→ **Stated task 1**: In the piece about kitchens, what sat on top of the cabinets in the kitchen visited today?
→ **Stated task 2**: Copy out the kitchens piece word for word, from "My unique job" down to "condition they’re in.".
→ **Stated task 3**: Write the next part of the kitchens piece, carrying on after its final sentence.

→ **Page**:
Begin

My unique job over the last two years has presented me with the opportunity to sit in the kitchens of literally hundreds of people’s homes.  I’ve been in the kitchens of both wealthy families and the harshly disadvantaged and everyone in between.  I can tell so much about people by simply and discreetly perusing their kitchens, what they contain, and the condition they’re in.

The kitchen I was in today was small but very clean.  There were pictures, notes, and colored plastic letters all over the new, black refrigerator.  The electric range was also black and sat beside the fridge.  There were shiny, stainless steel pots and pans atop it ready for action.  Everything had been straightened and organized as if for an important guest.  This kitchen didn’t appear to produce large quantities of food but I can tell that very good things had been made there with love.  Someone had cleaned the floors and under and between the appliances.  On top of the cabinets decorative plates and figurines were arranged into little vignettes that seemed to tell the stories from the family’s past.

End

→ **Information shown**:
Begin

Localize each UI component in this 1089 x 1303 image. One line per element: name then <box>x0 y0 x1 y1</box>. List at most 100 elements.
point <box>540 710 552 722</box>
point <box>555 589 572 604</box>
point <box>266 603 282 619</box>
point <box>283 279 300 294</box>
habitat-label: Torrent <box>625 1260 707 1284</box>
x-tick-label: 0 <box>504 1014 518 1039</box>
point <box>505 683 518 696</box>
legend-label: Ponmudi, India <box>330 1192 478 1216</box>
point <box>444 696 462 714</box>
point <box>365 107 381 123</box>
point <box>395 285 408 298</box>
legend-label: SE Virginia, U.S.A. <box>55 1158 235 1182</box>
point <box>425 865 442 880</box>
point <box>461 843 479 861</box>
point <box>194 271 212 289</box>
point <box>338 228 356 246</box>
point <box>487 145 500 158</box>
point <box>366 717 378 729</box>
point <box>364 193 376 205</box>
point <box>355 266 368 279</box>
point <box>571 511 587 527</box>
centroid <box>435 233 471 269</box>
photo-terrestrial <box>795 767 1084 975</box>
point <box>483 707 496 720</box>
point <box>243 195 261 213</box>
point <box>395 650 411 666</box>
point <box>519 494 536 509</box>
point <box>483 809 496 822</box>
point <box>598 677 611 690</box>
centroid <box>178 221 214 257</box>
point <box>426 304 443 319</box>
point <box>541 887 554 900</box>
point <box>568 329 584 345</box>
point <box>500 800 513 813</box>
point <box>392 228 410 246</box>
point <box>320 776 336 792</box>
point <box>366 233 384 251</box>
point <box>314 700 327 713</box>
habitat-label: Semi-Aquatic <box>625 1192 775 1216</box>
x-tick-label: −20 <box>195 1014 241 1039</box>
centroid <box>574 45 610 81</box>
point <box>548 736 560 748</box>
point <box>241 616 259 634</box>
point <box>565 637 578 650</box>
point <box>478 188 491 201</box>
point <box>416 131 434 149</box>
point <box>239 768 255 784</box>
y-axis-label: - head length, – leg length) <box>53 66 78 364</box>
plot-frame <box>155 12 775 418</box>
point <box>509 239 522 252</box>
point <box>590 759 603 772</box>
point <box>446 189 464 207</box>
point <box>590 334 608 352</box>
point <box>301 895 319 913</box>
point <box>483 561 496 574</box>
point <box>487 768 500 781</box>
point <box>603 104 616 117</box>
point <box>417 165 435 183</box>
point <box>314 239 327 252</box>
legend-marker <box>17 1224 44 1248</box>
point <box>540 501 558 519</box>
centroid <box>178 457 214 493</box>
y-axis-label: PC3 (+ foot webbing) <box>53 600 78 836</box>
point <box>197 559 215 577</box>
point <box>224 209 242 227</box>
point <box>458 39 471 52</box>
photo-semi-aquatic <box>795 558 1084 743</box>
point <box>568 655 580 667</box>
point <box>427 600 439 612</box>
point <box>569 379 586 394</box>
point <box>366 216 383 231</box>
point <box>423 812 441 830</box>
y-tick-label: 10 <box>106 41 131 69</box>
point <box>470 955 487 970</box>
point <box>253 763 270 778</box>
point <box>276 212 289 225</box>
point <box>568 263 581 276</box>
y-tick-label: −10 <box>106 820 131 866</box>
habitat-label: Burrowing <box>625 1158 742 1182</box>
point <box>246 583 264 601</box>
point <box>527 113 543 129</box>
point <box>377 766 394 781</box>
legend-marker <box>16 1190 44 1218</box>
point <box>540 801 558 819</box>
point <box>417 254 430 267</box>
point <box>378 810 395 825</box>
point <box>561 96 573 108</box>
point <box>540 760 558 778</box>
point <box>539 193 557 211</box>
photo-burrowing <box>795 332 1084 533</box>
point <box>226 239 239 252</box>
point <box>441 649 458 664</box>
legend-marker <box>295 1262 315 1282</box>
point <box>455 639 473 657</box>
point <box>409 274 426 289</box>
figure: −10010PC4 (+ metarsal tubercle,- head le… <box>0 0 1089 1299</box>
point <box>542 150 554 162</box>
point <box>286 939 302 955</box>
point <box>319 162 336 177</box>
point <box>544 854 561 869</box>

End

→ **Written response 1**: Decorative plates and figurines arranged into little vignettes.

→ **Written response 2**:
My unique job over the last two years has presented me with the opportunity to sit in the kitchens of literally hundreds of people’s homes.  I’ve been in the kitchens of both wealthy families and the harshly disadvantaged and everyone in between.  I can tell so much about people by simply and discreetly perusing their kitchens, what they contain, and the condition they’re in.

→ **Written response 3**:
At this time last year I was regularly visiting the kitchen of a very poor single-mother.  The floor was wooden, and I don’t mean what most people do when they say wood floors, it was made of boards.  Unfinished, old, dirty planks covered with dog and cat urine and feces, some old and some new.  A 25 pound sack of Russet potatoes leaned against the wall and the sink was full of dirty, unmatched dishes.  The cabinets had no doors which at times would expose scenes such as a kitten sitting amongst the sparse cans and boxes of food eating from a mostly empty bag of chips.  The cupboards and walls had smears of filth and in the winter rats could be heard scurrying within the walls.  The mother would sit silently in the other room next to a half-empty, green aquarium with a lit cigarette, drifting in and out of consciousness and reading books that had been delivered by the county Bookmobile.  During the fall and spring my nose would burn from the animal odor, and in the winter the exhaust from the wood-burning heater masked the smell but would leave my clothes reeking of a campfire.  I would go there twice a week to teach her son, whom she kept home from school for no good reason except I think to keep her company.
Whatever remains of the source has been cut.